— start of Excerpted data —

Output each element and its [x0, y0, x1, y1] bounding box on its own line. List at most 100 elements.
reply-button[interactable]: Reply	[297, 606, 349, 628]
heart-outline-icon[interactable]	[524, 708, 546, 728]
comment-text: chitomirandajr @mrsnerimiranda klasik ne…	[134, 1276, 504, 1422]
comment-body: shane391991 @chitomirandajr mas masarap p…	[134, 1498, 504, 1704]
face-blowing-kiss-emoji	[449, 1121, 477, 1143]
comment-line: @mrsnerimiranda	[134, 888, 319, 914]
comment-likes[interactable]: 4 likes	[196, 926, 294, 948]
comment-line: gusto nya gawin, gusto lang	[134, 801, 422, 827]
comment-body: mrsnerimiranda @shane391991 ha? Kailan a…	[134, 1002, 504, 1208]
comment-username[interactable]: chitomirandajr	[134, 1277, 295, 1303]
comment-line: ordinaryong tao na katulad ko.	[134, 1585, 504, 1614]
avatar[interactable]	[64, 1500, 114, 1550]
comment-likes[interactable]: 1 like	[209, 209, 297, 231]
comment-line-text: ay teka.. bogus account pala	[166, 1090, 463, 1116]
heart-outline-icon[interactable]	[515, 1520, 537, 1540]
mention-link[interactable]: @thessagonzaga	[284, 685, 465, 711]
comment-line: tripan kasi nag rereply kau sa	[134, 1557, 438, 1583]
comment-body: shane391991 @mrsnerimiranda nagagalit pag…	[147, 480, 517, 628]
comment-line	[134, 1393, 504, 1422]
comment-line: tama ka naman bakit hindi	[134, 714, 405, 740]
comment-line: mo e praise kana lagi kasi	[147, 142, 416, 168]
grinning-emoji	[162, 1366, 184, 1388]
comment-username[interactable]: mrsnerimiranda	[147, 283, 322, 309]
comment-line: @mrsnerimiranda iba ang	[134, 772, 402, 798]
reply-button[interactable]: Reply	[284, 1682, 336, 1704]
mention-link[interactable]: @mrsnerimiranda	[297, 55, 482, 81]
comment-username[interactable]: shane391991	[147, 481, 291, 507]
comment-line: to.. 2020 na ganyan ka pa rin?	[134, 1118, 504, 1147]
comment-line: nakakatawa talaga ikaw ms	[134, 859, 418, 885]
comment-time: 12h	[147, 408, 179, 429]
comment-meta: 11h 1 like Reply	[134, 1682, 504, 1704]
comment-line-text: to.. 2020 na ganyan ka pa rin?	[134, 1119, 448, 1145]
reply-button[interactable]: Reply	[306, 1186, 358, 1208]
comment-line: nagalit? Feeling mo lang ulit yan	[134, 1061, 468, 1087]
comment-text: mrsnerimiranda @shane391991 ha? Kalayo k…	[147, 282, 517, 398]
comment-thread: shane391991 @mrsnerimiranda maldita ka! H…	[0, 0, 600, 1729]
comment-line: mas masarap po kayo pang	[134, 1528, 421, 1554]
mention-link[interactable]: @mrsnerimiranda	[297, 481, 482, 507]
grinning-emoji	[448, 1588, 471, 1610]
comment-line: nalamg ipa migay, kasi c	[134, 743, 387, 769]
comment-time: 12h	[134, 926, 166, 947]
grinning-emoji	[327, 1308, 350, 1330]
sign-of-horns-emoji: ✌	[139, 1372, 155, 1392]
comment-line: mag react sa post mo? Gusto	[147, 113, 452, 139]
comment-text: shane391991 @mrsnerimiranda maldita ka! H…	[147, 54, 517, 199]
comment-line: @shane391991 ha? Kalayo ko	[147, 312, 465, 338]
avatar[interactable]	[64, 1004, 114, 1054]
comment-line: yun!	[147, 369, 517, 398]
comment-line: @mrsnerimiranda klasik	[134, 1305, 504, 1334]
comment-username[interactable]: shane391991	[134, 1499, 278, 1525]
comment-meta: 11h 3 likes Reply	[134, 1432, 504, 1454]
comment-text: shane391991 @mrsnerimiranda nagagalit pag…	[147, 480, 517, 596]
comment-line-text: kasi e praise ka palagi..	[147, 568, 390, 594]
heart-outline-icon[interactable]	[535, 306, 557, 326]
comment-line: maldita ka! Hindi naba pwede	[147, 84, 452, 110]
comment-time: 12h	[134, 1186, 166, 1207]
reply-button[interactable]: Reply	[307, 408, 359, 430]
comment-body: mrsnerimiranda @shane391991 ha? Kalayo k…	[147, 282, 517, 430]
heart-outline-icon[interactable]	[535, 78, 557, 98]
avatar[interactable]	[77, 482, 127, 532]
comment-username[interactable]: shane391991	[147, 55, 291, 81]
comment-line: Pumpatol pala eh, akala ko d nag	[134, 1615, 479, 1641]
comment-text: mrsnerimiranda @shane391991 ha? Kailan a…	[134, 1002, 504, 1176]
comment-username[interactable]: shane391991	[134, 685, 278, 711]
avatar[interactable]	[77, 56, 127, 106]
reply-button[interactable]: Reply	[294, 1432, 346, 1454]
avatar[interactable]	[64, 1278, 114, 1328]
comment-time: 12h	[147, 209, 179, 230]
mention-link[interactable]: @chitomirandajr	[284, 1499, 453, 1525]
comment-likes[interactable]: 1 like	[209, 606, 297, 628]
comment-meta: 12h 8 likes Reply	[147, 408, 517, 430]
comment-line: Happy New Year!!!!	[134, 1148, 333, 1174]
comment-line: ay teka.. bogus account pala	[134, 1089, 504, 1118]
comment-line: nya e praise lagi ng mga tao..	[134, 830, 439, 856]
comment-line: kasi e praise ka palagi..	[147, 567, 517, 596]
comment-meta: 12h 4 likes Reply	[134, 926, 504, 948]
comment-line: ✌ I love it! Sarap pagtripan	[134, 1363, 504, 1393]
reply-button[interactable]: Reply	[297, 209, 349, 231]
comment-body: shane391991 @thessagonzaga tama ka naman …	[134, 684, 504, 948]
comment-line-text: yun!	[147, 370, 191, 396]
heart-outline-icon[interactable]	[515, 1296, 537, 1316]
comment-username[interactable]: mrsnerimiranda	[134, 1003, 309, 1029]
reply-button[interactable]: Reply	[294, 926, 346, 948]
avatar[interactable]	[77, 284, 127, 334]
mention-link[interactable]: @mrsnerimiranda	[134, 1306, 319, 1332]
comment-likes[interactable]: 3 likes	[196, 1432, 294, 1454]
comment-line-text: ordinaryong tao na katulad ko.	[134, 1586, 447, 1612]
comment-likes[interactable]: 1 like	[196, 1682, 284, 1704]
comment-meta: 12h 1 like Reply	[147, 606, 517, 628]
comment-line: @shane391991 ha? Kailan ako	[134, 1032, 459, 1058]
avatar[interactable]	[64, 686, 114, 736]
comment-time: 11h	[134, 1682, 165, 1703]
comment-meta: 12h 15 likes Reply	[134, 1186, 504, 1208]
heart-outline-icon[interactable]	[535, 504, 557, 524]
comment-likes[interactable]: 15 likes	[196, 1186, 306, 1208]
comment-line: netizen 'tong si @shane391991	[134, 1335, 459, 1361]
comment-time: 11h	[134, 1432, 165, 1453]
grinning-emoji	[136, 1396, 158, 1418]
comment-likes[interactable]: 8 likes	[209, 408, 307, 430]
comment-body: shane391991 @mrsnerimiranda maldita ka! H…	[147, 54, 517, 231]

— end of Excerpted data —

## [Task prompt]
Please copy the lines above, starting with the first one and ending with the line that contains "283, 322, 309]", including both of those. Keep every character of each line unchanged.

## [Exercise solution]
Output each element and its [x0, y0, x1, y1] bounding box on its own line. List at most 100 elements.
reply-button[interactable]: Reply	[297, 606, 349, 628]
heart-outline-icon[interactable]	[524, 708, 546, 728]
comment-text: chitomirandajr @mrsnerimiranda klasik ne…	[134, 1276, 504, 1422]
comment-body: shane391991 @chitomirandajr mas masarap p…	[134, 1498, 504, 1704]
face-blowing-kiss-emoji	[449, 1121, 477, 1143]
comment-line: @mrsnerimiranda	[134, 888, 319, 914]
comment-likes[interactable]: 4 likes	[196, 926, 294, 948]
comment-line: gusto nya gawin, gusto lang	[134, 801, 422, 827]
comment-body: mrsnerimiranda @shane391991 ha? Kailan a…	[134, 1002, 504, 1208]
comment-username[interactable]: chitomirandajr	[134, 1277, 295, 1303]
comment-line: ordinaryong tao na katulad ko.	[134, 1585, 504, 1614]
avatar[interactable]	[64, 1500, 114, 1550]
comment-likes[interactable]: 1 like	[209, 209, 297, 231]
comment-line-text: ay teka.. bogus account pala	[166, 1090, 463, 1116]
heart-outline-icon[interactable]	[515, 1520, 537, 1540]
mention-link[interactable]: @thessagonzaga	[284, 685, 465, 711]
comment-line: tripan kasi nag rereply kau sa	[134, 1557, 438, 1583]
comment-body: shane391991 @mrsnerimiranda nagagalit pag…	[147, 480, 517, 628]
comment-line	[134, 1393, 504, 1422]
comment-line: tama ka naman bakit hindi	[134, 714, 405, 740]
comment-line: mo e praise kana lagi kasi	[147, 142, 416, 168]
grinning-emoji	[162, 1366, 184, 1388]
comment-username[interactable]: mrsnerimiranda	[147, 283, 322, 309]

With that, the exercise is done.